GOAL – Output the entries verbatim, including every line.

INPUT –
** Begin **

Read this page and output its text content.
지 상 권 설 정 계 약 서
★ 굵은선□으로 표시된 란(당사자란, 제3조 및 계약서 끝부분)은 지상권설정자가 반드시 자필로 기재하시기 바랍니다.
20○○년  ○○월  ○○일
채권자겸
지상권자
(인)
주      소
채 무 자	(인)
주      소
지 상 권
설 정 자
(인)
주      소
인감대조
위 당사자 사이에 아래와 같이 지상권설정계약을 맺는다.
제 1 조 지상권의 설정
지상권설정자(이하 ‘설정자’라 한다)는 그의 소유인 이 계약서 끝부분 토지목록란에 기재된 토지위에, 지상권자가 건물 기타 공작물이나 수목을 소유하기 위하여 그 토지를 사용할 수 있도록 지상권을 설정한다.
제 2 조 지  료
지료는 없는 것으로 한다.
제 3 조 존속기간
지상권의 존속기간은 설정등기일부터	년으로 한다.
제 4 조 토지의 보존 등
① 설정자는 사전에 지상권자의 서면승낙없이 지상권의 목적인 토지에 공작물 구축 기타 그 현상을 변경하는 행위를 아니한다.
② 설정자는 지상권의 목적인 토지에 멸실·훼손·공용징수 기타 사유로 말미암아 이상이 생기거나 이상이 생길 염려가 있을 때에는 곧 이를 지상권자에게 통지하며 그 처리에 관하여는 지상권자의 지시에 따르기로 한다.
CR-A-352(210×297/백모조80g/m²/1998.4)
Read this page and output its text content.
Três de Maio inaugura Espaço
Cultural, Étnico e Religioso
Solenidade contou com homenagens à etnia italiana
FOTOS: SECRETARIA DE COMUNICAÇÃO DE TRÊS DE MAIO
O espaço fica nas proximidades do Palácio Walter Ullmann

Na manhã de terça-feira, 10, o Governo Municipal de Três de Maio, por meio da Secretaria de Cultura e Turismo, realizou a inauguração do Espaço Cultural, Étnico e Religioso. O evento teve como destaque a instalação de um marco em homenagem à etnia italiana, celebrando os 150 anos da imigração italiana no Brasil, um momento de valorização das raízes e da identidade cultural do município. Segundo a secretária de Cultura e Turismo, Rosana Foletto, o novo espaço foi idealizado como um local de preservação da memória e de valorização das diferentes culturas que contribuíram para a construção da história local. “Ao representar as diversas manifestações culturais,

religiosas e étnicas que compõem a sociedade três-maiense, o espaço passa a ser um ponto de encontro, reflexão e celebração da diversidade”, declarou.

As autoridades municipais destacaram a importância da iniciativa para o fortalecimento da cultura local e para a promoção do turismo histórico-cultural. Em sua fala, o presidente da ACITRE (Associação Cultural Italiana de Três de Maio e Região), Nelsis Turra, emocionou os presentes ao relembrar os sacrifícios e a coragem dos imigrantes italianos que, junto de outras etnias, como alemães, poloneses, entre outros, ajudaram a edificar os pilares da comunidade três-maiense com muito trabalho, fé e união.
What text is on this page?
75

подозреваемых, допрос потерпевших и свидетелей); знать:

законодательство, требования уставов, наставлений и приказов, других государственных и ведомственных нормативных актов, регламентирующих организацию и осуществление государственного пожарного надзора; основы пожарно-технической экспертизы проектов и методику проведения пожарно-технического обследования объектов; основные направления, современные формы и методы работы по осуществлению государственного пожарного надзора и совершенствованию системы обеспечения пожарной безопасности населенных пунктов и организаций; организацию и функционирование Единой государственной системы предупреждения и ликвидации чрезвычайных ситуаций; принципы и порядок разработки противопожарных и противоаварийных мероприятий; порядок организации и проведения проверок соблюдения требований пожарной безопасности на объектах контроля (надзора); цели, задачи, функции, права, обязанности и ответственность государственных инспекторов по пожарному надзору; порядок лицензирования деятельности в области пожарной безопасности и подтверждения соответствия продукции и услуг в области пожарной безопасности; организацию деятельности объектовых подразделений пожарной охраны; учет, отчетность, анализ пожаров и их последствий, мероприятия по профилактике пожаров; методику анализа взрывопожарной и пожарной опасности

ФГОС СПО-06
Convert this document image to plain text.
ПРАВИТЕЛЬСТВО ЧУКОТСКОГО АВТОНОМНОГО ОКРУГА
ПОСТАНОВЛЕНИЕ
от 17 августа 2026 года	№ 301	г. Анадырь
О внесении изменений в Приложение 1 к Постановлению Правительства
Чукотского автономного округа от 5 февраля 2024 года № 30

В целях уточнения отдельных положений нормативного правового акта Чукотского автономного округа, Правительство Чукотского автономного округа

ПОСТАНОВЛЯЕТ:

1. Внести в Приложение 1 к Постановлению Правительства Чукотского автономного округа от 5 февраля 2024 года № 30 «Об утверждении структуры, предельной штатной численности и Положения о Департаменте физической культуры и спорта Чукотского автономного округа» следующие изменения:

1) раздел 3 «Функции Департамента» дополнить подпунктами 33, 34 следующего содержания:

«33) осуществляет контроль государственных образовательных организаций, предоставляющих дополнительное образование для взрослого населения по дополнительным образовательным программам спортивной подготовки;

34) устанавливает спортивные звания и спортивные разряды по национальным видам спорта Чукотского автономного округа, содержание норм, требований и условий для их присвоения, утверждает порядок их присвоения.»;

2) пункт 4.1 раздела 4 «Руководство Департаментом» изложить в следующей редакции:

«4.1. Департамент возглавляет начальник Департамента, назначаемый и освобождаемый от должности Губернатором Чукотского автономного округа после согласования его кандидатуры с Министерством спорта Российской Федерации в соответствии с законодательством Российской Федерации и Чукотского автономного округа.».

** End **

RESPONSE TO THE EXERCISE –
Read this page and output its text content.
지 상 권 설 정 계 약 서
★ 굵은선□으로 표시된 란(당사자란, 제3조 및 계약서 끝부분)은 지상권설정자가 반드시 자필로 기재하시기 바랍니다.
20○○년  ○○월  ○○일
채권자겸
지상권자
(인)
주      소
채 무 자	(인)
주      소
지 상 권
설 정 자
(인)
주      소
인감대조
위 당사자 사이에 아래와 같이 지상권설정계약을 맺는다.
제 1 조 지상권의 설정
지상권설정자(이하 ‘설정자’라 한다)는 그의 소유인 이 계약서 끝부분 토지목록란에 기재된 토지위에, 지상권자가 건물 기타 공작물이나 수목을 소유하기 위하여 그 토지를 사용할 수 있도록 지상권을 설정한다.
제 2 조 지  료
지료는 없는 것으로 한다.
제 3 조 존속기간
지상권의 존속기간은 설정등기일부터	년으로 한다.
제 4 조 토지의 보존 등
① 설정자는 사전에 지상권자의 서면승낙없이 지상권의 목적인 토지에 공작물 구축 기타 그 현상을 변경하는 행위를 아니한다.
② 설정자는 지상권의 목적인 토지에 멸실·훼손·공용징수 기타 사유로 말미암아 이상이 생기거나 이상이 생길 염려가 있을 때에는 곧 이를 지상권자에게 통지하며 그 처리에 관하여는 지상권자의 지시에 따르기로 한다.
CR-A-352(210×297/백모조80g/m²/1998.4)
Read this page and output its text content.
Três de Maio inaugura Espaço
Cultural, Étnico e Religioso
Solenidade contou com homenagens à etnia italiana
FOTOS: SECRETARIA DE COMUNICAÇÃO DE TRÊS DE MAIO
O espaço fica nas proximidades do Palácio Walter Ullmann

Na manhã de terça-feira, 10, o Governo Municipal de Três de Maio, por meio da Secretaria de Cultura e Turismo, realizou a inauguração do Espaço Cultural, Étnico e Religioso. O evento teve como destaque a instalação de um marco em homenagem à etnia italiana, celebrando os 150 anos da imigração italiana no Brasil, um momento de valorização das raízes e da identidade cultural do município. Segundo a secretária de Cultura e Turismo, Rosana Foletto, o novo espaço foi idealizado como um local de preservação da memória e de valorização das diferentes culturas que contribuíram para a construção da história local. “Ao representar as diversas manifestações culturais,

religiosas e étnicas que compõem a sociedade três-maiense, o espaço passa a ser um ponto de encontro, reflexão e celebração da diversidade”, declarou.

As autoridades municipais destacaram a importância da iniciativa para o fortalecimento da cultura local e para a promoção do turismo histórico-cultural. Em sua fala, o presidente da ACITRE (Associação Cultural Italiana de Três de Maio e Região), Nelsis Turra, emocionou os presentes ao relembrar os sacrifícios e a coragem dos imigrantes italianos que, junto de outras etnias, como alemães, poloneses, entre outros, ajudaram a edificar os pilares da comunidade três-maiense com muito trabalho, fé e união.
What text is on this page?
75

подозреваемых, допрос потерпевших и свидетелей); знать:

законодательство, требования уставов, наставлений и приказов, других государственных и ведомственных нормативных актов, регламентирующих организацию и осуществление государственного пожарного надзора; основы пожарно-технической экспертизы проектов и методику проведения пожарно-технического обследования объектов; основные направления, современные формы и методы работы по осуществлению государственного пожарного надзора и совершенствованию системы обеспечения пожарной безопасности населенных пунктов и организаций; организацию и функционирование Единой государственной системы предупреждения и ликвидации чрезвычайных ситуаций; принципы и порядок разработки противопожарных и противоаварийных мероприятий; порядок организации и проведения проверок соблюдения требований пожарной безопасности на объектах контроля (надзора); цели, задачи, функции, права, обязанности и ответственность государственных инспекторов по пожарному надзору; порядок лицензирования деятельности в области пожарной безопасности и подтверждения соответствия продукции и услуг в области пожарной безопасности; организацию деятельности объектовых подразделений пожарной охраны; учет, отчетность, анализ пожаров и их последствий, мероприятия по профилактике пожаров; методику анализа взрывопожарной и пожарной опасности

ФГОС СПО-06
Convert this document image to plain text.
ПРАВИТЕЛЬСТВО ЧУКОТСКОГО АВТОНОМНОГО ОКРУГА
ПОСТАНОВЛЕНИЕ
от 17 августа 2026 года	№ 301	г. Анадырь
О внесении изменений в Приложение 1 к Постановлению Правительства
Чукотского автономного округа от 5 февраля 2024 года № 30

В целях уточнения отдельных положений нормативного правового акта Чукотского автономного округа, Правительство Чукотского автономного округа

ПОСТАНОВЛЯЕТ:

1. Внести в Приложение 1 к Постановлению Правительства Чукотского автономного округа от 5 февраля 2024 года № 30 «Об утверждении структуры, предельной штатной численности и Положения о Департаменте физической культуры и спорта Чукотского автономного округа» следующие изменения:

1) раздел 3 «Функции Департамента» дополнить подпунктами 33, 34 следующего содержания:

«33) осуществляет контроль государственных образовательных организаций, предоставляющих дополнительное образование для взрослого населения по дополнительным образовательным программам спортивной подготовки;

34) устанавливает спортивные звания и спортивные разряды по национальным видам спорта Чукотского автономного округа, содержание норм, требований и условий для их присвоения, утверждает порядок их присвоения.»;

2) пункт 4.1 раздела 4 «Руководство Департаментом» изложить в следующей редакции:

«4.1. Департамент возглавляет начальник Департамента, назначаемый и освобождаемый от должности Губернатором Чукотского автономного округа после согласования его кандидатуры с Министерством спорта Российской Федерации в соответствии с законодательством Российской Федерации и Чукотского автономного округа.».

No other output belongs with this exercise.